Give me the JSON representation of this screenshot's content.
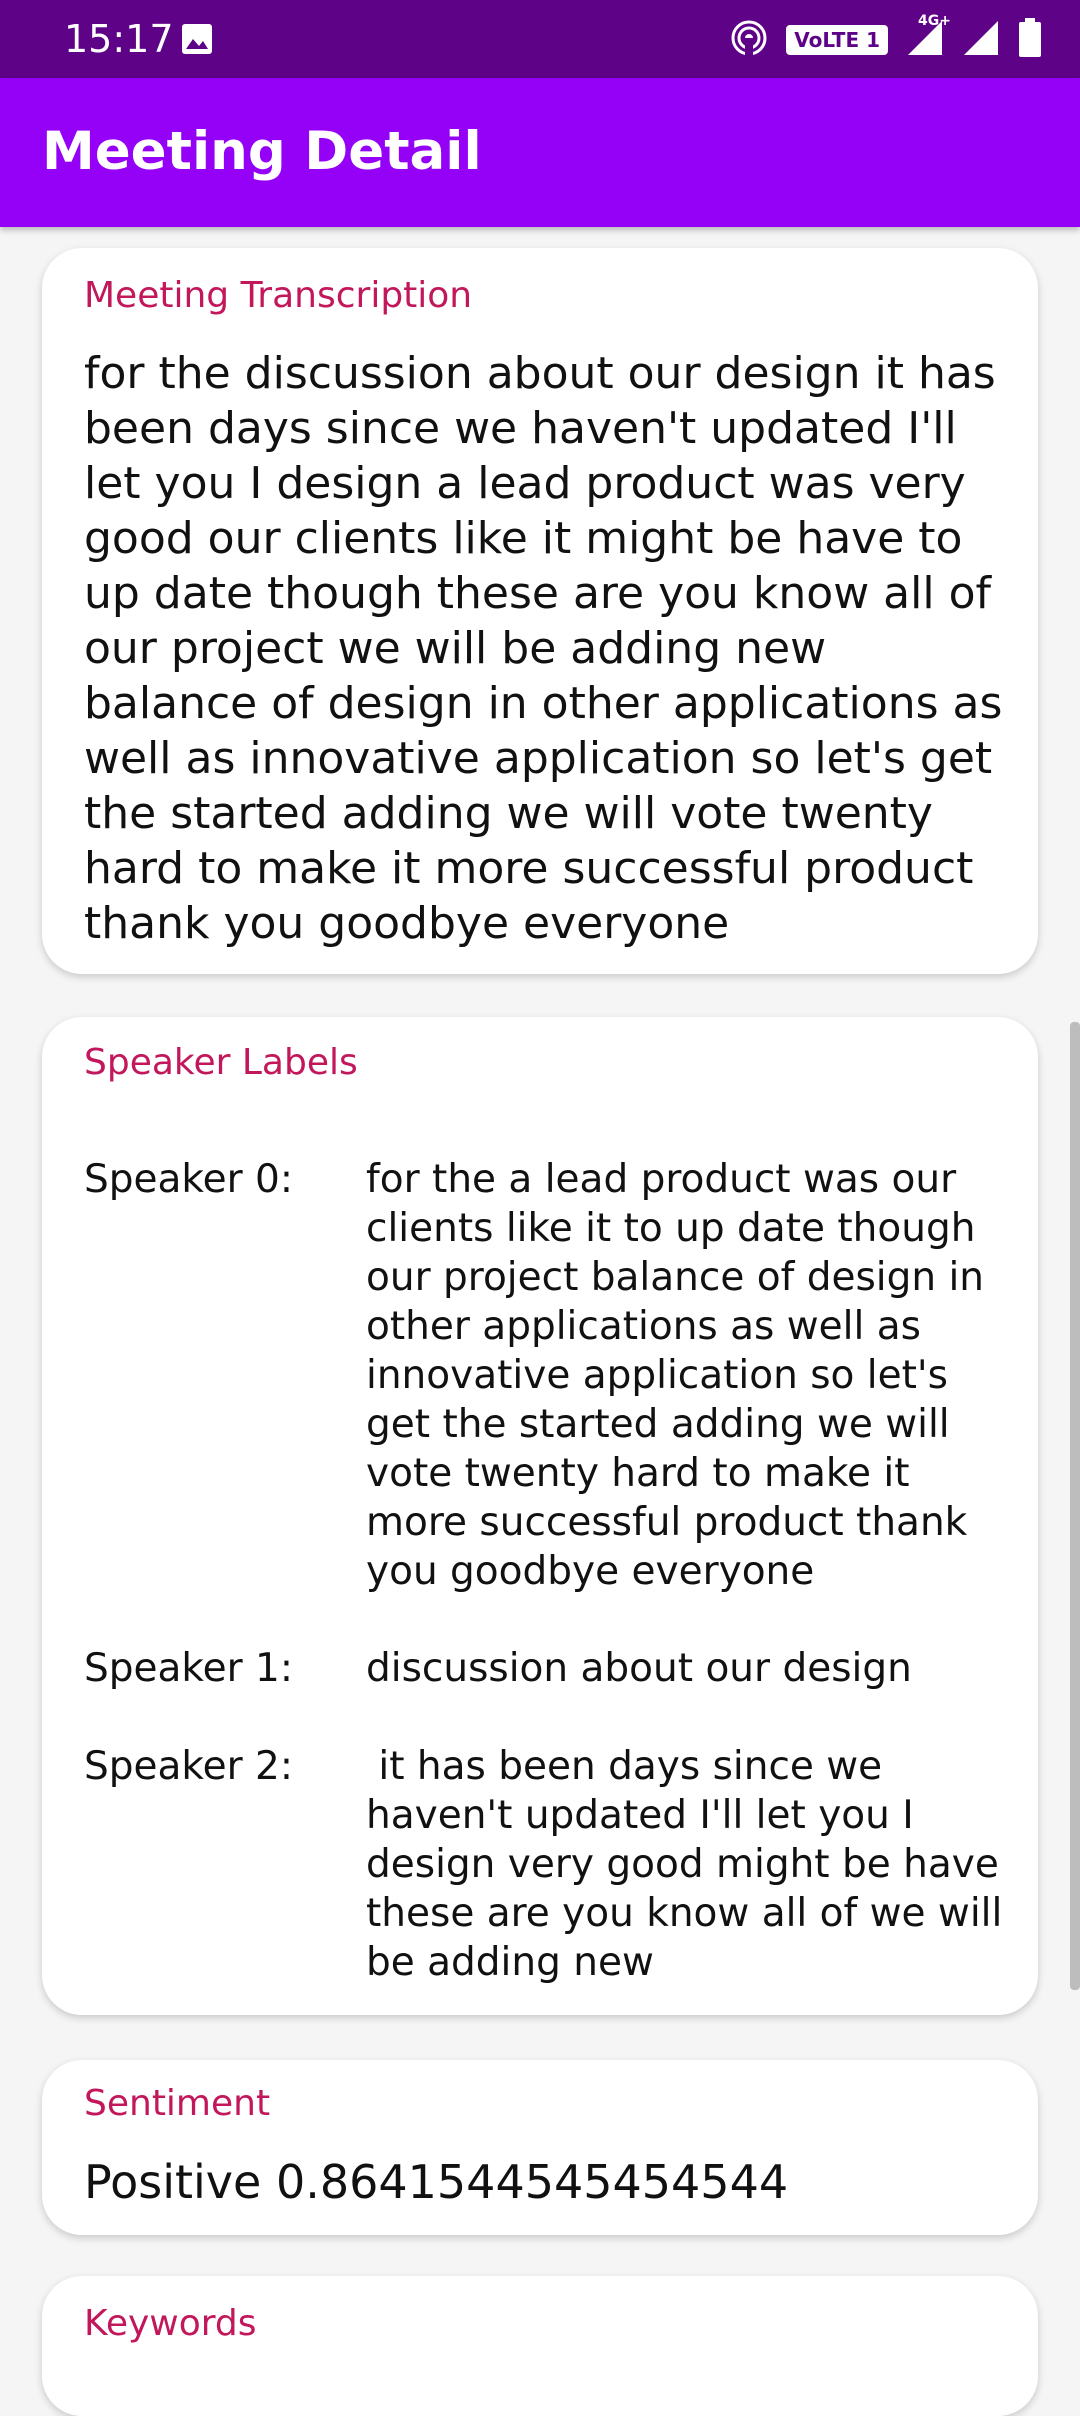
{
  "status": {
    "time": "15:17",
    "network": "VoLTE 1",
    "network_type": "4G+",
    "icons": [
      "image-icon",
      "hotspot-icon",
      "signal-icon",
      "signal-icon-2",
      "battery-icon"
    ]
  },
  "appbar": {
    "title": "Meeting Detail"
  },
  "transcription": {
    "label": "Meeting Transcription",
    "text": "for the discussion about our design it has been days since we haven't updated I'll let you I design a lead product was very good our clients like it might be have to up date though these are you know all of our project we will be adding new balance of design in other applications as well as innovative application so let's get the started adding we will vote twenty hard to make it more successful product thank you goodbye everyone"
  },
  "speakers": {
    "label": "Speaker Labels",
    "items": [
      {
        "name": "Speaker 0:",
        "text": "for the a lead product was our clients like it to up date though our project balance of design in other applications as well as innovative application so let's get the started adding we will vote twenty hard to make it more successful product thank you goodbye everyone"
      },
      {
        "name": "Speaker 1:",
        "text": "discussion about our design"
      },
      {
        "name": "Speaker 2:",
        "text": " it has been days since we haven't updated I'll let you I design very good might be have these are you know all of we will be adding new"
      }
    ]
  },
  "sentiment": {
    "label": "Sentiment",
    "value": "Positive 0.8641544545454544"
  },
  "keywords": {
    "label": "Keywords"
  },
  "colors": {
    "status_bar": "#5e0287",
    "app_bar": "#9500f7",
    "label_accent": "#c2185b",
    "background": "#f5f5f5"
  }
}
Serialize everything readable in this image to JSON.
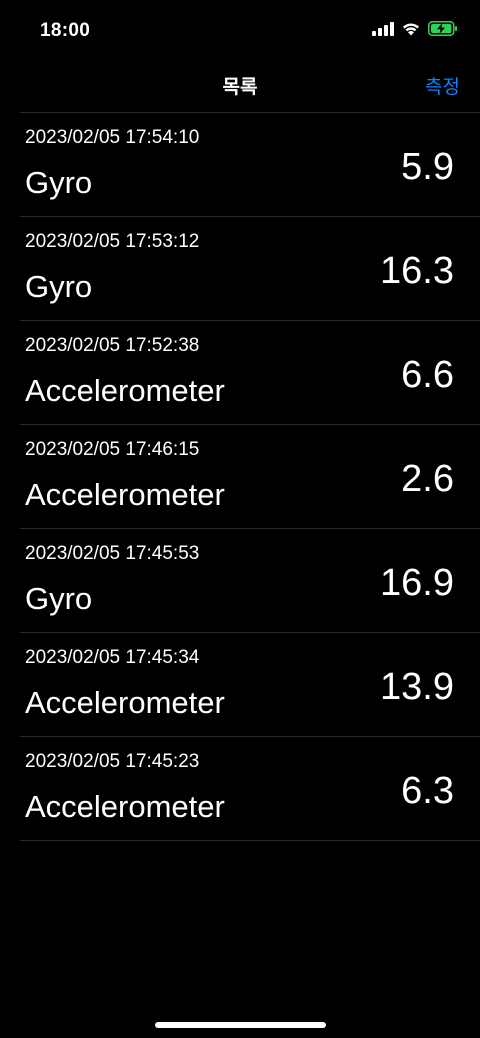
{
  "status_bar": {
    "time": "18:00",
    "icons": [
      "cellular-signal-icon",
      "wifi-icon",
      "battery-charging-icon"
    ]
  },
  "nav": {
    "title": "목록",
    "action_label": "측정"
  },
  "colors": {
    "background": "#000000",
    "accent": "#0a84ff",
    "battery_fill": "#30d158"
  },
  "measurements": [
    {
      "timestamp": "2023/02/05 17:54:10",
      "sensor": "Gyro",
      "value": "5.9"
    },
    {
      "timestamp": "2023/02/05 17:53:12",
      "sensor": "Gyro",
      "value": "16.3"
    },
    {
      "timestamp": "2023/02/05 17:52:38",
      "sensor": "Accelerometer",
      "value": "6.6"
    },
    {
      "timestamp": "2023/02/05 17:46:15",
      "sensor": "Accelerometer",
      "value": "2.6"
    },
    {
      "timestamp": "2023/02/05 17:45:53",
      "sensor": "Gyro",
      "value": "16.9"
    },
    {
      "timestamp": "2023/02/05 17:45:34",
      "sensor": "Accelerometer",
      "value": "13.9"
    },
    {
      "timestamp": "2023/02/05 17:45:23",
      "sensor": "Accelerometer",
      "value": "6.3"
    }
  ]
}
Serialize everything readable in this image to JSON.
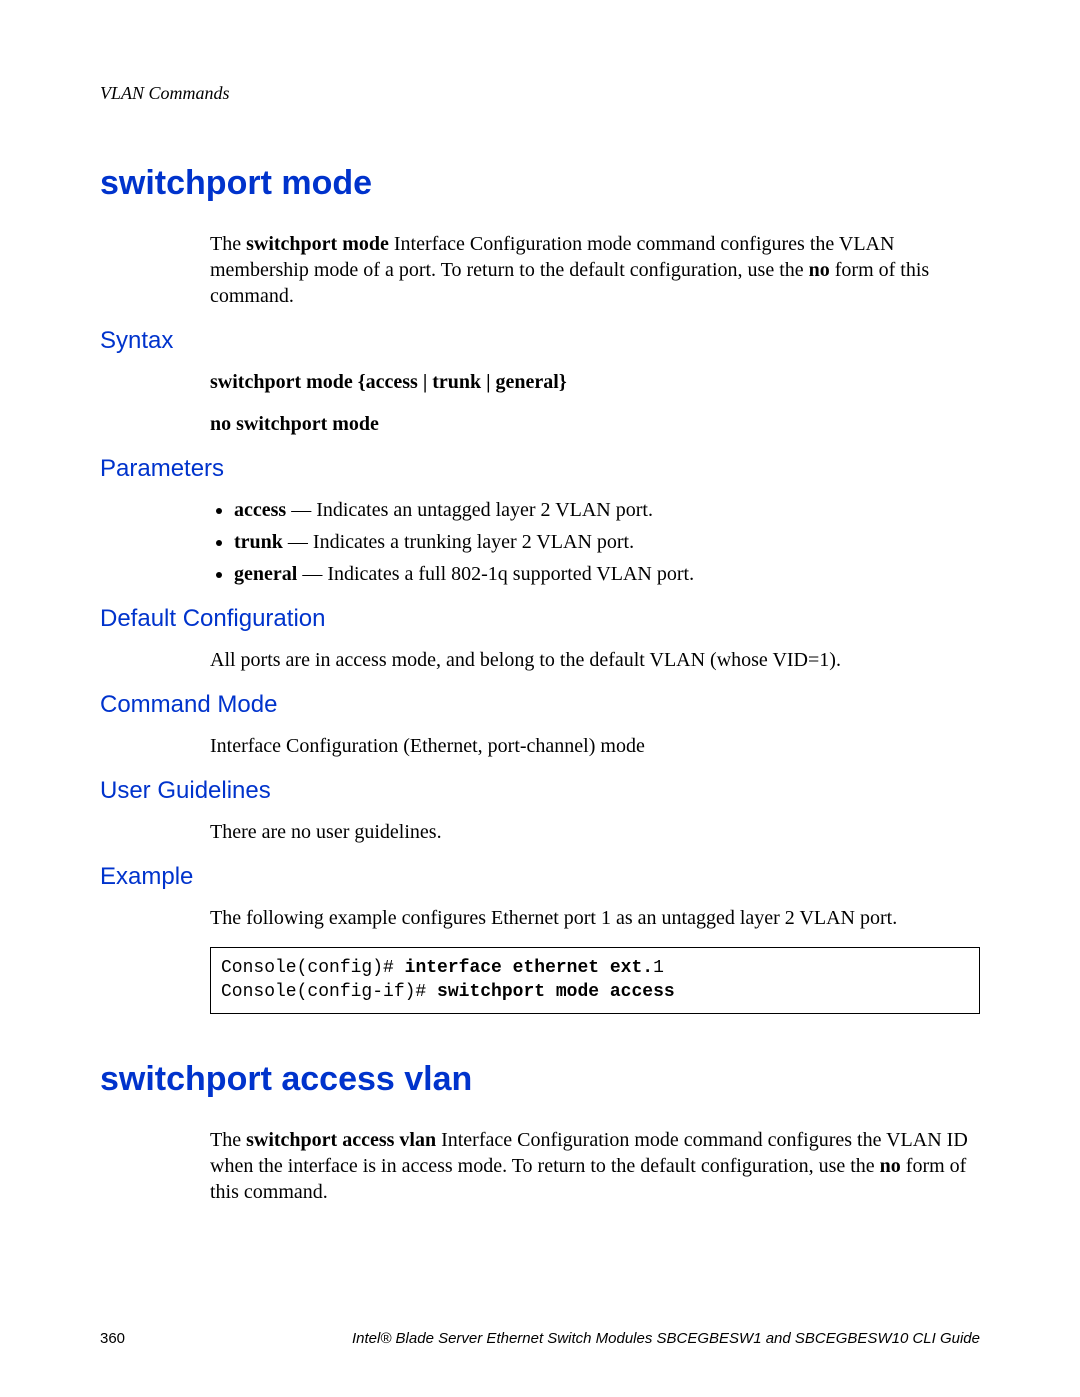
{
  "header": {
    "running_head": "VLAN Commands"
  },
  "sections": [
    {
      "title": "switchport mode",
      "intro": {
        "pre1": "The ",
        "cmd1": "switchport mode",
        "mid1": " Interface Configuration mode command configures the VLAN membership mode of a port. To return to the default configuration, use the ",
        "cmd2": "no",
        "post1": " form of this command."
      },
      "syntax_heading": "Syntax",
      "syntax_lines": [
        "switchport mode {access | trunk | general}",
        "no switchport mode"
      ],
      "parameters_heading": "Parameters",
      "parameters": [
        {
          "name": "access",
          "desc": " — Indicates an untagged layer 2 VLAN port."
        },
        {
          "name": "trunk",
          "desc": " — Indicates a trunking layer 2 VLAN port."
        },
        {
          "name": "general",
          "desc": " — Indicates a full 802-1q supported VLAN port."
        }
      ],
      "default_heading": "Default Configuration",
      "default_text": "All ports are in access mode, and belong to the default VLAN (whose VID=1).",
      "mode_heading": "Command Mode",
      "mode_text": "Interface Configuration (Ethernet, port-channel) mode",
      "guidelines_heading": "User Guidelines",
      "guidelines_text": "There are no user guidelines.",
      "example_heading": "Example",
      "example_text": "The following example configures Ethernet port 1 as an untagged layer 2 VLAN port.",
      "example_code": {
        "l1a": "Console(config)# ",
        "l1b": "interface ethernet ext.",
        "l1c": "1",
        "l2a": "Console(config-if)# ",
        "l2b": "switchport mode access"
      }
    },
    {
      "title": "switchport access vlan",
      "intro": {
        "pre1": "The ",
        "cmd1": "switchport access vlan",
        "mid1": " Interface Configuration mode command configures the VLAN ID when the interface is in access mode. To return to the default configuration, use the ",
        "cmd2": "no",
        "post1": " form of this command."
      }
    }
  ],
  "footer": {
    "page_number": "360",
    "guide_title": "Intel® Blade Server Ethernet Switch Modules SBCEGBESW1 and SBCEGBESW10 CLI Guide"
  }
}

○ ○ ○

#### Instructions for the task:
Look through the entries and find each line that has the string "hard". Copy those lines.

#### Result:
    "text": "for the discussion about our design it has been days since we haven't updated I'll let you I design a lead product was very good our clients like it might be have to up date though these are you know all of our project we will be adding new balance of design in other applications as well as innovative application so let's get the started adding we will vote twenty hard to make it more successful product thank you goodbye everyone"
        "text": "for the a lead product was our clients like it to up date though our project balance of design in other applications as well as innovative application so let's get the started adding we will vote twenty hard to make it more successful product thank you goodbye everyone"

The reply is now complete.